**Task brief:**
Reproduce the listing below in full and without alteration, apart from its pictures.
***** Supplied data *****
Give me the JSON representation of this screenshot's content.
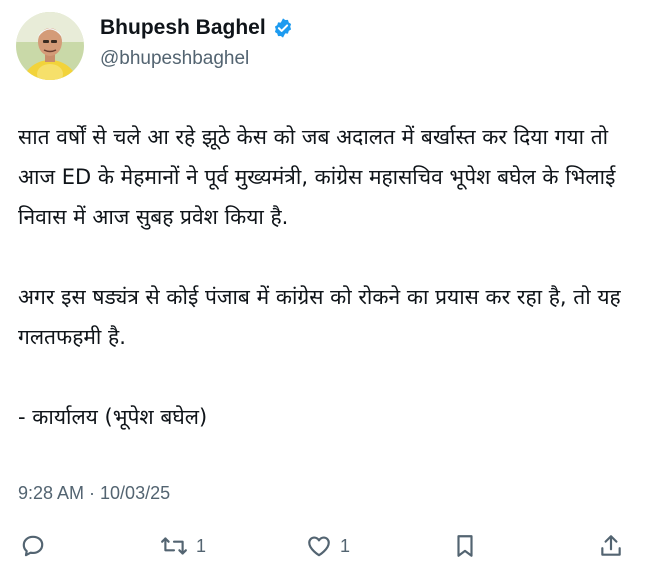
{
  "tweet": {
    "author": {
      "name": "Bhupesh Baghel",
      "handle": "@bhupeshbaghel",
      "verified": true,
      "verified_color": "#1d9bf0"
    },
    "body": {
      "paragraph_1": "सात वर्षों से चले आ रहे झूठे केस को जब अदालत में बर्खास्त कर दिया गया तो आज ED के मेहमानों ने पूर्व मुख्यमंत्री, कांग्रेस महासचिव भूपेश बघेल के भिलाई निवास में आज सुबह प्रवेश किया है.",
      "paragraph_2": "अगर इस षड्यंत्र से कोई पंजाब में कांग्रेस को रोकने का प्रयास कर रहा है, तो यह गलतफहमी है.",
      "paragraph_3": "- कार्यालय (भूपेश बघेल)"
    },
    "timestamp": "9:28 AM · 10/03/25",
    "actions": {
      "reply_icon": "reply-icon",
      "retweet_icon": "retweet-icon",
      "retweet_count": "1",
      "like_icon": "heart-icon",
      "like_count": "1",
      "bookmark_icon": "bookmark-icon",
      "share_icon": "share-icon"
    }
  }
}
*****
**Written answer:**
Give me the JSON representation of this screenshot's content.
{
  "tweet": {
    "author": {
      "name": "Bhupesh Baghel",
      "handle": "@bhupeshbaghel",
      "verified": true,
      "verified_color": "#1d9bf0"
    },
    "body": {
      "paragraph_1": "सात वर्षों से चले आ रहे झूठे केस को जब अदालत में बर्खास्त कर दिया गया तो आज ED के मेहमानों ने पूर्व मुख्यमंत्री, कांग्रेस महासचिव भूपेश बघेल के भिलाई निवास में आज सुबह प्रवेश किया है.",
      "paragraph_2": "अगर इस षड्यंत्र से कोई पंजाब में कांग्रेस को रोकने का प्रयास कर रहा है, तो यह गलतफहमी है.",
      "paragraph_3": "- कार्यालय (भूपेश बघेल)"
    },
    "timestamp": "9:28 AM · 10/03/25",
    "actions": {
      "reply_icon": "reply-icon",
      "retweet_icon": "retweet-icon",
      "retweet_count": "1",
      "like_icon": "heart-icon",
      "like_count": "1",
      "bookmark_icon": "bookmark-icon",
      "share_icon": "share-icon"
    }
  }
}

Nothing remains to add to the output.